- Task directions -
Where a line of the listing below includes the word "JSON", reproduce that line.
━━━ Records shown ━━━
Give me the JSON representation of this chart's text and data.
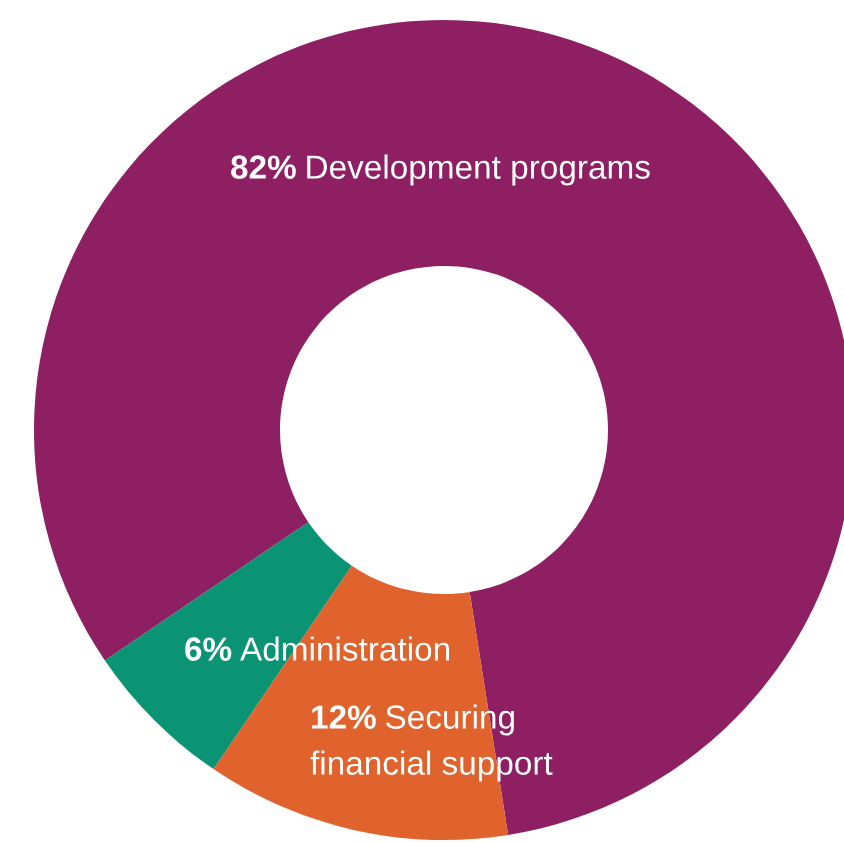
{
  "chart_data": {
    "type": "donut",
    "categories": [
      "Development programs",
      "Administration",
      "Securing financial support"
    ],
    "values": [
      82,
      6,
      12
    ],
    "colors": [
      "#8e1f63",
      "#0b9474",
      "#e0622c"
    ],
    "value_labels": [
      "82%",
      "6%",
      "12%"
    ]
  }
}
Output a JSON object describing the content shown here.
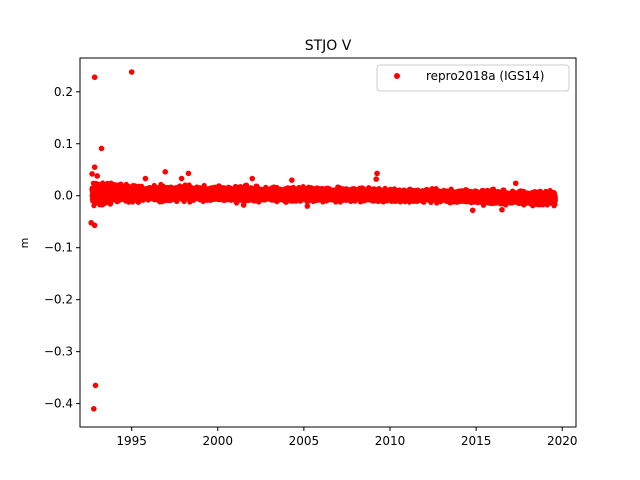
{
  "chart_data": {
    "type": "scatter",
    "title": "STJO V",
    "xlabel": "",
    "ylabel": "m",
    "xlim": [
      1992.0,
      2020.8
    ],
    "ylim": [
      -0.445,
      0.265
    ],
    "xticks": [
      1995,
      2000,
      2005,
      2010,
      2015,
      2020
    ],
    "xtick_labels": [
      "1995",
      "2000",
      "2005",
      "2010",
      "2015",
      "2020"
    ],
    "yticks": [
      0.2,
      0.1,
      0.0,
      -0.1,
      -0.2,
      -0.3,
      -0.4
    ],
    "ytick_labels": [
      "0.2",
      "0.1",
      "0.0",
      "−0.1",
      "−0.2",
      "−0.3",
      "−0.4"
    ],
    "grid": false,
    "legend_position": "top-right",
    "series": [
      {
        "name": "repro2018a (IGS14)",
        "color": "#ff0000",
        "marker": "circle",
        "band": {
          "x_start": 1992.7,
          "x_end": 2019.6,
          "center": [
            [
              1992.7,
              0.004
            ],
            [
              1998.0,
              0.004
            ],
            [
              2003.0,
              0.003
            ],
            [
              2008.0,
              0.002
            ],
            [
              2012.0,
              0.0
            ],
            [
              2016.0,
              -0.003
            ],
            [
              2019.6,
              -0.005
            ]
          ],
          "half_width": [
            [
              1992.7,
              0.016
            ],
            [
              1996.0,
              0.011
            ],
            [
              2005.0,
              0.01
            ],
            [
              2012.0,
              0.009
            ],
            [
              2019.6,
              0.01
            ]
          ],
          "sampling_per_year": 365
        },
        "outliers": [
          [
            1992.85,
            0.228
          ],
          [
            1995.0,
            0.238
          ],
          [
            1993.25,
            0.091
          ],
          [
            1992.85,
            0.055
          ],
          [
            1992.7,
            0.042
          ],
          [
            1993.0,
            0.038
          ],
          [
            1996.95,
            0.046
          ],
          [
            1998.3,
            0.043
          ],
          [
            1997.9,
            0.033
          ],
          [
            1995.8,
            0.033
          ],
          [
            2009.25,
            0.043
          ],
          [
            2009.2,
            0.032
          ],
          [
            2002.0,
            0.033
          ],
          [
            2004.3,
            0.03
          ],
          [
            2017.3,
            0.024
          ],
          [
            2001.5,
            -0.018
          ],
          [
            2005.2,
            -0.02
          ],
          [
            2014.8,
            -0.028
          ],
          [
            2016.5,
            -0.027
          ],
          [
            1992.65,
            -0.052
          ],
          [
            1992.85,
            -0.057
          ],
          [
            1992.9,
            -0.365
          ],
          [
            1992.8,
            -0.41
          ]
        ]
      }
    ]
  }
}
━━━
- Response -
Give me the JSON representation of this chart's text and data.
Output a JSON object describing the content shown here.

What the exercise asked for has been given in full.